**Provided entries:**
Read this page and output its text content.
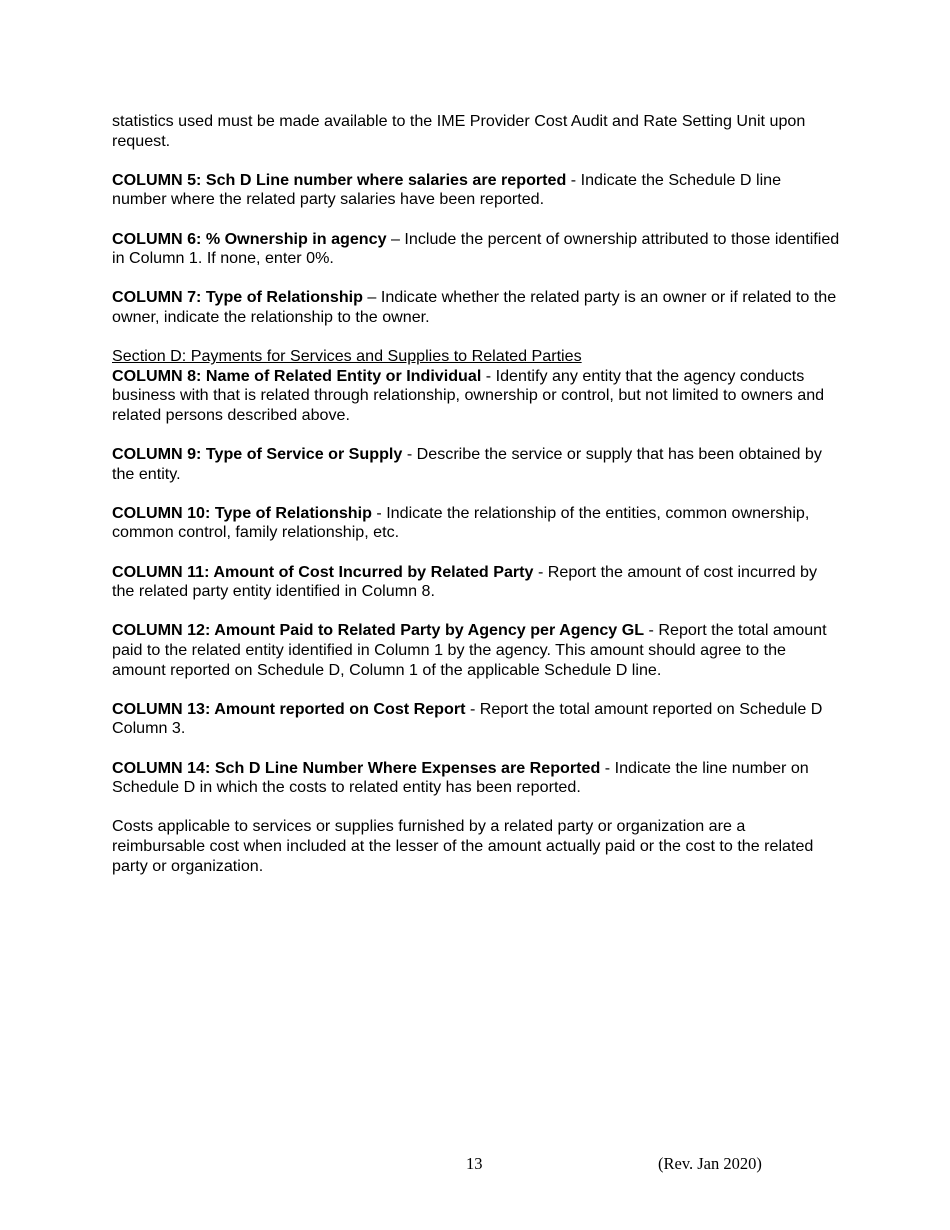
statistics used must be made available to the IME Provider Cost Audit and Rate Setting Unit upon request.

COLUMN 5: Sch D Line number where salaries are reported - Indicate the Schedule D line number where the related party salaries have been reported.

COLUMN 6: % Ownership in agency – Include the percent of ownership attributed to those identified in Column 1. If none, enter 0%.

COLUMN 7: Type of Relationship – Indicate whether the related party is an owner or if related to the owner, indicate the relationship to the owner.

Section D: Payments for Services and Supplies to Related Parties

COLUMN 8: Name of Related Entity or Individual - Identify any entity that the agency conducts business with that is related through relationship, ownership or control, but not limited to owners and related persons described above.

COLUMN 9: Type of Service or Supply - Describe the service or supply that has been obtained by the entity.

COLUMN 10: Type of Relationship - Indicate the relationship of the entities, common ownership, common control, family relationship, etc.

COLUMN 11: Amount of Cost Incurred by Related Party - Report the amount of cost incurred by the related party entity identified in Column 8.

COLUMN 12: Amount Paid to Related Party by Agency per Agency GL - Report the total amount paid to the related entity identified in Column 1 by the agency. This amount should agree to the amount reported on Schedule D, Column 1 of the applicable Schedule D line.

COLUMN 13: Amount reported on Cost Report - Report the total amount reported on Schedule D Column 3.

COLUMN 14: Sch D Line Number Where Expenses are Reported - Indicate the line number on Schedule D in which the costs to related entity has been reported.

Costs applicable to services or supplies furnished by a related party or organization are a reimbursable cost when included at the lesser of the amount actually paid or the cost to the related party or organization.

13	(Rev. Jan 2020)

**Written request:**
Search the records above for "entity". Copy each line where it is found.

**Answer for the task:**
COLUMN 8: Name of Related Entity or Individual - Identify any entity that the agency conducts business with that is related through relationship, ownership or control, but not limited to owners and related persons described above.
COLUMN 9: Type of Service or Supply - Describe the service or supply that has been obtained by the entity.
COLUMN 11: Amount of Cost Incurred by Related Party - Report the amount of cost incurred by the related party entity identified in Column 8.
COLUMN 12: Amount Paid to Related Party by Agency per Agency GL - Report the total amount paid to the related entity identified in Column 1 by the agency. This amount should agree to the amount reported on Schedule D, Column 1 of the applicable Schedule D line.
COLUMN 14: Sch D Line Number Where Expenses are Reported - Indicate the line number on Schedule D in which the costs to related entity has been reported.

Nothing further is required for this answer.